> Prompt
In the entries that follow, how many lines contain "فاصله"? Answer with the number only.
────────────────────────────────────────
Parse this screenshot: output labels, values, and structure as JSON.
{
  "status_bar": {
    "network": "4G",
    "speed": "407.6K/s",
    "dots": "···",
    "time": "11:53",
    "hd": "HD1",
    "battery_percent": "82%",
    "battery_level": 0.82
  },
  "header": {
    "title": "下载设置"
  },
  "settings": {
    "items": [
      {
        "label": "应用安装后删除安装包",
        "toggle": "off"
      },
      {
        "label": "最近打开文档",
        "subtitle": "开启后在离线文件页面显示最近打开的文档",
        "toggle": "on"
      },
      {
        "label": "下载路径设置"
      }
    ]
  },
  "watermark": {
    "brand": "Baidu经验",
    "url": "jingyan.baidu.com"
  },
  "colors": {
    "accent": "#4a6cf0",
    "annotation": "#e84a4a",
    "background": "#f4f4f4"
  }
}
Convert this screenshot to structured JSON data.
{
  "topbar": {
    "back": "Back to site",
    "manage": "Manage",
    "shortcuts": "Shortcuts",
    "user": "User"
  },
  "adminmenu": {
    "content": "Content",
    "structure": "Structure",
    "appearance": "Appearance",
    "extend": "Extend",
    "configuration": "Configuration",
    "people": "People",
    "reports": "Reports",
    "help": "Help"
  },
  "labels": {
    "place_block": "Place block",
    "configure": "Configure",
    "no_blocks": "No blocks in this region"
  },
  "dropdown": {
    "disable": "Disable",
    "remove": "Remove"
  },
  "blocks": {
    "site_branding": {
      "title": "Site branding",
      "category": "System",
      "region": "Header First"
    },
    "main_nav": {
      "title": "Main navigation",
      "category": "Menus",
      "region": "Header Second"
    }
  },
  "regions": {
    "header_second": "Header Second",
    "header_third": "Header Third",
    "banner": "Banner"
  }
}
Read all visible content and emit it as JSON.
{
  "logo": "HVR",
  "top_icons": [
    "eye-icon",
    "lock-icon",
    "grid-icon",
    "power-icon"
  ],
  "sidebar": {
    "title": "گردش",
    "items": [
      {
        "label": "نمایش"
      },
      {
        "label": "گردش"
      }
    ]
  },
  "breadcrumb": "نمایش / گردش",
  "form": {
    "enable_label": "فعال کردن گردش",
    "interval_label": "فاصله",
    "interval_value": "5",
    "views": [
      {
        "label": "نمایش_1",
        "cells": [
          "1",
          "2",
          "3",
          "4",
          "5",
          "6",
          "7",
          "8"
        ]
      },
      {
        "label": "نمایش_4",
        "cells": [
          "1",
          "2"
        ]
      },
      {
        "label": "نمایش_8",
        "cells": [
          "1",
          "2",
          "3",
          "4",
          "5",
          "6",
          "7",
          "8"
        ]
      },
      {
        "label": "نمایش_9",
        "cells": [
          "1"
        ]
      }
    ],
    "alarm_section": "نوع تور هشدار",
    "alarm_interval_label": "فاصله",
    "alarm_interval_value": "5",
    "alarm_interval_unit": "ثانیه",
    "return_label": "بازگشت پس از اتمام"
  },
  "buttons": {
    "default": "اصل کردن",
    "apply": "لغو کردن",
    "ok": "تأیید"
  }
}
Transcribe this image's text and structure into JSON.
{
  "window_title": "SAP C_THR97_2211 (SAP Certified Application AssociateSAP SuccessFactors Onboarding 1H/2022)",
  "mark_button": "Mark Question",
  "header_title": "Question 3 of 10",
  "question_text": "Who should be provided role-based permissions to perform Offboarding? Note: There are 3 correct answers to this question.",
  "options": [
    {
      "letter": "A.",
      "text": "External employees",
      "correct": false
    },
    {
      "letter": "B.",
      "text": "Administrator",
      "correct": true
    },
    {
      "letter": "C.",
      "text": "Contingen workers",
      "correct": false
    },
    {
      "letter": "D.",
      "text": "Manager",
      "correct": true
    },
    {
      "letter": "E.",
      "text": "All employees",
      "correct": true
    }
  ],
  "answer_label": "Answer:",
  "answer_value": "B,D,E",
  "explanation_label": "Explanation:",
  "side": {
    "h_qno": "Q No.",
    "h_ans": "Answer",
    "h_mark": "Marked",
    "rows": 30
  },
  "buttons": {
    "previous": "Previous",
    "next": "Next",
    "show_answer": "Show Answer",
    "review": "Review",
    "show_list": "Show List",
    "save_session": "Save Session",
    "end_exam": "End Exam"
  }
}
────────────────────────────────────────
> Solution for this exercise
2